* Start *

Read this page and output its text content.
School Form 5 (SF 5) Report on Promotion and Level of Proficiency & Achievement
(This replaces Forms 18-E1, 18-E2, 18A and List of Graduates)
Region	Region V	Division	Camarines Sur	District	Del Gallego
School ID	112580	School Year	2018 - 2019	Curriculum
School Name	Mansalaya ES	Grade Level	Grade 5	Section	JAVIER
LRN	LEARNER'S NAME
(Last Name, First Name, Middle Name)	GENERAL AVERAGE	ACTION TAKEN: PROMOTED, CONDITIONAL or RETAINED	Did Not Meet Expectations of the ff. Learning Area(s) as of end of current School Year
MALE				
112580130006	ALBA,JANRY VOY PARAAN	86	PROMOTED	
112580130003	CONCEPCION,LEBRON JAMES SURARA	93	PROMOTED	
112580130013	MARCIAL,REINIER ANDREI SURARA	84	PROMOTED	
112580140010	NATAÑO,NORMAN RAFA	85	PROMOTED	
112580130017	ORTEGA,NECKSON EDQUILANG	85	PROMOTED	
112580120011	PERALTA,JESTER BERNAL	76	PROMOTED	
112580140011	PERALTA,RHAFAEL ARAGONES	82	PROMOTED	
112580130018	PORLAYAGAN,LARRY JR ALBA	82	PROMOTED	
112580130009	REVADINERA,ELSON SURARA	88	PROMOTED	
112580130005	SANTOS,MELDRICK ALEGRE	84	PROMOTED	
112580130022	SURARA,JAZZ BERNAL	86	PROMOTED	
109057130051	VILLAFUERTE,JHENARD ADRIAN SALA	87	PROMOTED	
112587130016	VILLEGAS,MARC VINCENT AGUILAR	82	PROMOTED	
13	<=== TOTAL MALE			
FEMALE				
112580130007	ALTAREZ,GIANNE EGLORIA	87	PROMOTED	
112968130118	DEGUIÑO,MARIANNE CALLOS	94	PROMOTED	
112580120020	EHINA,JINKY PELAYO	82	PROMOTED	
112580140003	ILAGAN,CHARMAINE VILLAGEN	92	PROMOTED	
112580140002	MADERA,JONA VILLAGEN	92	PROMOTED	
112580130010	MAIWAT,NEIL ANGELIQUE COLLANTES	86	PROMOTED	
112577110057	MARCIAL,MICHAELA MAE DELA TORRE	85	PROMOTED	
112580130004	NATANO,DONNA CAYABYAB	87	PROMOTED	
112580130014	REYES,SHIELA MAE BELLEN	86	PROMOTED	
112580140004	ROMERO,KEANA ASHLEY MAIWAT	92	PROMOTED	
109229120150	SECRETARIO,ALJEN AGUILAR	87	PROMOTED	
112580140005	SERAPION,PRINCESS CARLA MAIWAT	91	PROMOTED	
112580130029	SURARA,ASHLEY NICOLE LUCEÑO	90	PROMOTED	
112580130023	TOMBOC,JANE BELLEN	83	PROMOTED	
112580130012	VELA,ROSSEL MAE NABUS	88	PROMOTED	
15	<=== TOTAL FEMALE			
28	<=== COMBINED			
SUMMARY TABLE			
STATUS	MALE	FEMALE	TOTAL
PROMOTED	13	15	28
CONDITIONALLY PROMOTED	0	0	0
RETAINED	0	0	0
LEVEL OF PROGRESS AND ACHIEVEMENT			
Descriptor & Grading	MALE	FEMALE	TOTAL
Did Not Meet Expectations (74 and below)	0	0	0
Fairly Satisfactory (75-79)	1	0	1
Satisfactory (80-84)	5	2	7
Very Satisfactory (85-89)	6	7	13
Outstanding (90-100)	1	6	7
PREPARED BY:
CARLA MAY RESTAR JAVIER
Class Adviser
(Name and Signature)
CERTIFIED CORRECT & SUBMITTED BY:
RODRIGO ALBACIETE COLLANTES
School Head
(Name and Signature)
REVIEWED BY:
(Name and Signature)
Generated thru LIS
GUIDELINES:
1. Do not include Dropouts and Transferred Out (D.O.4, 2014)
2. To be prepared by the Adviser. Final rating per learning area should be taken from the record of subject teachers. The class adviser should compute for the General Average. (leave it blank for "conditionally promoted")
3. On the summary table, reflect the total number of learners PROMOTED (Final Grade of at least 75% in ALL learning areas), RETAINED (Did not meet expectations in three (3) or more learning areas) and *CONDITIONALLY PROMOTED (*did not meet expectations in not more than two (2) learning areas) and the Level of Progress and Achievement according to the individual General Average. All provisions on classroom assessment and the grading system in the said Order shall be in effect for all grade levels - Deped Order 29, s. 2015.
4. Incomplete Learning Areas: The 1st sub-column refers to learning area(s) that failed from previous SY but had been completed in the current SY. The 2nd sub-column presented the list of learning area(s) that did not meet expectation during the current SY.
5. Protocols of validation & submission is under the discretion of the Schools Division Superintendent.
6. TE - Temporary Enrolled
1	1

* End *

■ **Exercise brief**
Print back all the lines verbatim.

■ **Output below**
Read this page and output its text content.
School Form 5 (SF 5) Report on Promotion and Level of Proficiency & Achievement
(This replaces Forms 18-E1, 18-E2, 18A and List of Graduates)
Region	Region V	Division	Camarines Sur	District	Del Gallego
School ID	112580	School Year	2018 - 2019	Curriculum
School Name	Mansalaya ES	Grade Level	Grade 5	Section	JAVIER
LRN	LEARNER'S NAME
(Last Name, First Name, Middle Name)	GENERAL AVERAGE	ACTION TAKEN: PROMOTED, CONDITIONAL or RETAINED	Did Not Meet Expectations of the ff. Learning Area(s) as of end of current School Year
MALE				
112580130006	ALBA,JANRY VOY PARAAN	86	PROMOTED	
112580130003	CONCEPCION,LEBRON JAMES SURARA	93	PROMOTED	
112580130013	MARCIAL,REINIER ANDREI SURARA	84	PROMOTED	
112580140010	NATAÑO,NORMAN RAFA	85	PROMOTED	
112580130017	ORTEGA,NECKSON EDQUILANG	85	PROMOTED	
112580120011	PERALTA,JESTER BERNAL	76	PROMOTED	
112580140011	PERALTA,RHAFAEL ARAGONES	82	PROMOTED	
112580130018	PORLAYAGAN,LARRY JR ALBA	82	PROMOTED	
112580130009	REVADINERA,ELSON SURARA	88	PROMOTED	
112580130005	SANTOS,MELDRICK ALEGRE	84	PROMOTED	
112580130022	SURARA,JAZZ BERNAL	86	PROMOTED	
109057130051	VILLAFUERTE,JHENARD ADRIAN SALA	87	PROMOTED	
112587130016	VILLEGAS,MARC VINCENT AGUILAR	82	PROMOTED	
13	<=== TOTAL MALE			
FEMALE				
112580130007	ALTAREZ,GIANNE EGLORIA	87	PROMOTED	
112968130118	DEGUIÑO,MARIANNE CALLOS	94	PROMOTED	
112580120020	EHINA,JINKY PELAYO	82	PROMOTED	
112580140003	ILAGAN,CHARMAINE VILLAGEN	92	PROMOTED	
112580140002	MADERA,JONA VILLAGEN	92	PROMOTED	
112580130010	MAIWAT,NEIL ANGELIQUE COLLANTES	86	PROMOTED	
112577110057	MARCIAL,MICHAELA MAE DELA TORRE	85	PROMOTED	
112580130004	NATANO,DONNA CAYABYAB	87	PROMOTED	
112580130014	REYES,SHIELA MAE BELLEN	86	PROMOTED	
112580140004	ROMERO,KEANA ASHLEY MAIWAT	92	PROMOTED	
109229120150	SECRETARIO,ALJEN AGUILAR	87	PROMOTED	
112580140005	SERAPION,PRINCESS CARLA MAIWAT	91	PROMOTED	
112580130029	SURARA,ASHLEY NICOLE LUCEÑO	90	PROMOTED	
112580130023	TOMBOC,JANE BELLEN	83	PROMOTED	
112580130012	VELA,ROSSEL MAE NABUS	88	PROMOTED	
15	<=== TOTAL FEMALE			
28	<=== COMBINED			
SUMMARY TABLE			
STATUS	MALE	FEMALE	TOTAL
PROMOTED	13	15	28
CONDITIONALLY PROMOTED	0	0	0
RETAINED	0	0	0
LEVEL OF PROGRESS AND ACHIEVEMENT			
Descriptor & Grading	MALE	FEMALE	TOTAL
Did Not Meet Expectations (74 and below)	0	0	0
Fairly Satisfactory (75-79)	1	0	1
Satisfactory (80-84)	5	2	7
Very Satisfactory (85-89)	6	7	13
Outstanding (90-100)	1	6	7
PREPARED BY:
CARLA MAY RESTAR JAVIER
Class Adviser
(Name and Signature)
CERTIFIED CORRECT & SUBMITTED BY:
RODRIGO ALBACIETE COLLANTES
School Head
(Name and Signature)
REVIEWED BY:
(Name and Signature)
Generated thru LIS
GUIDELINES:
1. Do not include Dropouts and Transferred Out (D.O.4, 2014)
2. To be prepared by the Adviser. Final rating per learning area should be taken from the record of subject teachers. The class adviser should compute for the General Average. (leave it blank for "conditionally promoted")
3. On the summary table, reflect the total number of learners PROMOTED (Final Grade of at least 75% in ALL learning areas), RETAINED (Did not meet expectations in three (3) or more learning areas) and *CONDITIONALLY PROMOTED (*did not meet expectations in not more than two (2) learning areas) and the Level of Progress and Achievement according to the individual General Average. All provisions on classroom assessment and the grading system in the said Order shall be in effect for all grade levels - Deped Order 29, s. 2015.
4. Incomplete Learning Areas: The 1st sub-column refers to learning area(s) that failed from previous SY but had been completed in the current SY. The 2nd sub-column presented the list of learning area(s) that did not meet expectation during the current SY.
5. Protocols of validation & submission is under the discretion of the Schools Division Superintendent.
6. TE - Temporary Enrolled
1	1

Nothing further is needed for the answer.